### Brief
Nothing in the records may be left out or reworded; return them exactly.

*** Records for processing ***

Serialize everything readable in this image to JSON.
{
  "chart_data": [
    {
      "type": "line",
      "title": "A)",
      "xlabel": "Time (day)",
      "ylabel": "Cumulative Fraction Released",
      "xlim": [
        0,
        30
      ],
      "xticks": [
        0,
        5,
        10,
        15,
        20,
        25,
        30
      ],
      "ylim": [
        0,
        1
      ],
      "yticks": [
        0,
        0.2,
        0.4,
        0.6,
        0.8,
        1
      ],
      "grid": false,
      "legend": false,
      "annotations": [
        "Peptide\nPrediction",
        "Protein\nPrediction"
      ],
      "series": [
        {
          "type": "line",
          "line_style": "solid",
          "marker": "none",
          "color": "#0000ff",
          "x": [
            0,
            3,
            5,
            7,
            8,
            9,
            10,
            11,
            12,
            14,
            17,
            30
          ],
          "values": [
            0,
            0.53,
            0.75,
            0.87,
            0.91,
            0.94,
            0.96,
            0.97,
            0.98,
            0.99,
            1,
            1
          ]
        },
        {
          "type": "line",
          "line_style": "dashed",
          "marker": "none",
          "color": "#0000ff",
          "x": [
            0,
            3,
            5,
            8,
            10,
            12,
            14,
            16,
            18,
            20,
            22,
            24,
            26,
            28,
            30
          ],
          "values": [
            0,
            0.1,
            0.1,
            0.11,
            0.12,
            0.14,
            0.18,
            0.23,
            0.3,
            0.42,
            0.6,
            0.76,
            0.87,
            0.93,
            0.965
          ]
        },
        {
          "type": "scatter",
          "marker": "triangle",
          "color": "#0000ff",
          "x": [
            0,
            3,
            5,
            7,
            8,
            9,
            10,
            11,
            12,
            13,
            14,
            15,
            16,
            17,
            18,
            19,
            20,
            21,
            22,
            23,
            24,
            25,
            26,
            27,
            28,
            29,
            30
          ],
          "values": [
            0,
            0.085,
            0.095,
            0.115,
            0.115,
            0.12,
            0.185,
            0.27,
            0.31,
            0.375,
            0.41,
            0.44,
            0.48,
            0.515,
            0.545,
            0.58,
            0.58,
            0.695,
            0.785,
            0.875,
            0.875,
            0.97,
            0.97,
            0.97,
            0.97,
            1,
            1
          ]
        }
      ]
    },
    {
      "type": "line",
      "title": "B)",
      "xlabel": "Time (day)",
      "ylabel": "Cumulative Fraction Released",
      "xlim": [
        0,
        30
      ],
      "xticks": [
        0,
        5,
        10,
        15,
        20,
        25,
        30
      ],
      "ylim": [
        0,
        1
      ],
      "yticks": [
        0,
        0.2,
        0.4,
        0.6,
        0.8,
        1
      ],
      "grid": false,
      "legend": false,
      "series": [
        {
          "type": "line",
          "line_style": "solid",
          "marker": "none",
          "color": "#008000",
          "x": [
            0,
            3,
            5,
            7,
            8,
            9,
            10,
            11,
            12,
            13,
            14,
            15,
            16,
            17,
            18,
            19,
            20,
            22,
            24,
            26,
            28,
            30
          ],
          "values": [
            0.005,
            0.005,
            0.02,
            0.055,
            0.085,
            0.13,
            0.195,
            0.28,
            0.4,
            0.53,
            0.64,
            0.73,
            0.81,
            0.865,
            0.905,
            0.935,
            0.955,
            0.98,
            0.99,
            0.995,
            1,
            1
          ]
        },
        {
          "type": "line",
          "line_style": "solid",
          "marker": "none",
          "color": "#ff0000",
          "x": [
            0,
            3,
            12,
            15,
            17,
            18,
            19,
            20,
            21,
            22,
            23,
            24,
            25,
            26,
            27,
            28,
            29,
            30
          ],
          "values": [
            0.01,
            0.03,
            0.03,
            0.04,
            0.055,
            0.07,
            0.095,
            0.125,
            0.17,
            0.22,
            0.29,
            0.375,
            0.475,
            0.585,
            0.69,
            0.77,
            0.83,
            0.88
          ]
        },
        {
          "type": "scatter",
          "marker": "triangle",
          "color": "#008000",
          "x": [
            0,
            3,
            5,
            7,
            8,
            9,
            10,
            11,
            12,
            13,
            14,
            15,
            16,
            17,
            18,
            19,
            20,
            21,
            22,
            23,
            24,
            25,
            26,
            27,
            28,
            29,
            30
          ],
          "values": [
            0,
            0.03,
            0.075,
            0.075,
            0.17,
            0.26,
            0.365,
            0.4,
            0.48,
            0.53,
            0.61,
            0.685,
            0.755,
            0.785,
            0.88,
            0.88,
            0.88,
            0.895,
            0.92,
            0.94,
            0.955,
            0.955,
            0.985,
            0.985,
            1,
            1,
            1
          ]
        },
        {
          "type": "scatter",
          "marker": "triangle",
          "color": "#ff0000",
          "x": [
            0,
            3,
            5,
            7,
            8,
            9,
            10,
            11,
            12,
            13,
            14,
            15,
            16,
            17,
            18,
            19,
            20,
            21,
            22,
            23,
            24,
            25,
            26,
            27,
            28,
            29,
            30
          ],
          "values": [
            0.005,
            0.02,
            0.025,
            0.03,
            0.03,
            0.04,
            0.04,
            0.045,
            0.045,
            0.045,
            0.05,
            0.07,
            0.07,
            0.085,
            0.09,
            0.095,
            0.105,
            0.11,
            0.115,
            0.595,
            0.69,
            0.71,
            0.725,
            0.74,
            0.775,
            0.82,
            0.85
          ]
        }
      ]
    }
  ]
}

*** End of Records for processing ***

### Answer for this exercise
Serialize everything readable in this image to JSON.
{
  "chart_data": [
    {
      "type": "line",
      "title": "A)",
      "xlabel": "Time (day)",
      "ylabel": "Cumulative Fraction Released",
      "xlim": [
        0,
        30
      ],
      "xticks": [
        0,
        5,
        10,
        15,
        20,
        25,
        30
      ],
      "ylim": [
        0,
        1
      ],
      "yticks": [
        0,
        0.2,
        0.4,
        0.6,
        0.8,
        1
      ],
      "grid": false,
      "legend": false,
      "annotations": [
        "Peptide\nPrediction",
        "Protein\nPrediction"
      ],
      "series": [
        {
          "type": "line",
          "line_style": "solid",
          "marker": "none",
          "color": "#0000ff",
          "x": [
            0,
            3,
            5,
            7,
            8,
            9,
            10,
            11,
            12,
            14,
            17,
            30
          ],
          "values": [
            0,
            0.53,
            0.75,
            0.87,
            0.91,
            0.94,
            0.96,
            0.97,
            0.98,
            0.99,
            1,
            1
          ]
        },
        {
          "type": "line",
          "line_style": "dashed",
          "marker": "none",
          "color": "#0000ff",
          "x": [
            0,
            3,
            5,
            8,
            10,
            12,
            14,
            16,
            18,
            20,
            22,
            24,
            26,
            28,
            30
          ],
          "values": [
            0,
            0.1,
            0.1,
            0.11,
            0.12,
            0.14,
            0.18,
            0.23,
            0.3,
            0.42,
            0.6,
            0.76,
            0.87,
            0.93,
            0.965
          ]
        },
        {
          "type": "scatter",
          "marker": "triangle",
          "color": "#0000ff",
          "x": [
            0,
            3,
            5,
            7,
            8,
            9,
            10,
            11,
            12,
            13,
            14,
            15,
            16,
            17,
            18,
            19,
            20,
            21,
            22,
            23,
            24,
            25,
            26,
            27,
            28,
            29,
            30
          ],
          "values": [
            0,
            0.085,
            0.095,
            0.115,
            0.115,
            0.12,
            0.185,
            0.27,
            0.31,
            0.375,
            0.41,
            0.44,
            0.48,
            0.515,
            0.545,
            0.58,
            0.58,
            0.695,
            0.785,
            0.875,
            0.875,
            0.97,
            0.97,
            0.97,
            0.97,
            1,
            1
          ]
        }
      ]
    },
    {
      "type": "line",
      "title": "B)",
      "xlabel": "Time (day)",
      "ylabel": "Cumulative Fraction Released",
      "xlim": [
        0,
        30
      ],
      "xticks": [
        0,
        5,
        10,
        15,
        20,
        25,
        30
      ],
      "ylim": [
        0,
        1
      ],
      "yticks": [
        0,
        0.2,
        0.4,
        0.6,
        0.8,
        1
      ],
      "grid": false,
      "legend": false,
      "series": [
        {
          "type": "line",
          "line_style": "solid",
          "marker": "none",
          "color": "#008000",
          "x": [
            0,
            3,
            5,
            7,
            8,
            9,
            10,
            11,
            12,
            13,
            14,
            15,
            16,
            17,
            18,
            19,
            20,
            22,
            24,
            26,
            28,
            30
          ],
          "values": [
            0.005,
            0.005,
            0.02,
            0.055,
            0.085,
            0.13,
            0.195,
            0.28,
            0.4,
            0.53,
            0.64,
            0.73,
            0.81,
            0.865,
            0.905,
            0.935,
            0.955,
            0.98,
            0.99,
            0.995,
            1,
            1
          ]
        },
        {
          "type": "line",
          "line_style": "solid",
          "marker": "none",
          "color": "#ff0000",
          "x": [
            0,
            3,
            12,
            15,
            17,
            18,
            19,
            20,
            21,
            22,
            23,
            24,
            25,
            26,
            27,
            28,
            29,
            30
          ],
          "values": [
            0.01,
            0.03,
            0.03,
            0.04,
            0.055,
            0.07,
            0.095,
            0.125,
            0.17,
            0.22,
            0.29,
            0.375,
            0.475,
            0.585,
            0.69,
            0.77,
            0.83,
            0.88
          ]
        },
        {
          "type": "scatter",
          "marker": "triangle",
          "color": "#008000",
          "x": [
            0,
            3,
            5,
            7,
            8,
            9,
            10,
            11,
            12,
            13,
            14,
            15,
            16,
            17,
            18,
            19,
            20,
            21,
            22,
            23,
            24,
            25,
            26,
            27,
            28,
            29,
            30
          ],
          "values": [
            0,
            0.03,
            0.075,
            0.075,
            0.17,
            0.26,
            0.365,
            0.4,
            0.48,
            0.53,
            0.61,
            0.685,
            0.755,
            0.785,
            0.88,
            0.88,
            0.88,
            0.895,
            0.92,
            0.94,
            0.955,
            0.955,
            0.985,
            0.985,
            1,
            1,
            1
          ]
        },
        {
          "type": "scatter",
          "marker": "triangle",
          "color": "#ff0000",
          "x": [
            0,
            3,
            5,
            7,
            8,
            9,
            10,
            11,
            12,
            13,
            14,
            15,
            16,
            17,
            18,
            19,
            20,
            21,
            22,
            23,
            24,
            25,
            26,
            27,
            28,
            29,
            30
          ],
          "values": [
            0.005,
            0.02,
            0.025,
            0.03,
            0.03,
            0.04,
            0.04,
            0.045,
            0.045,
            0.045,
            0.05,
            0.07,
            0.07,
            0.085,
            0.09,
            0.095,
            0.105,
            0.11,
            0.115,
            0.595,
            0.69,
            0.71,
            0.725,
            0.74,
            0.775,
            0.82,
            0.85
          ]
        }
      ]
    }
  ]
}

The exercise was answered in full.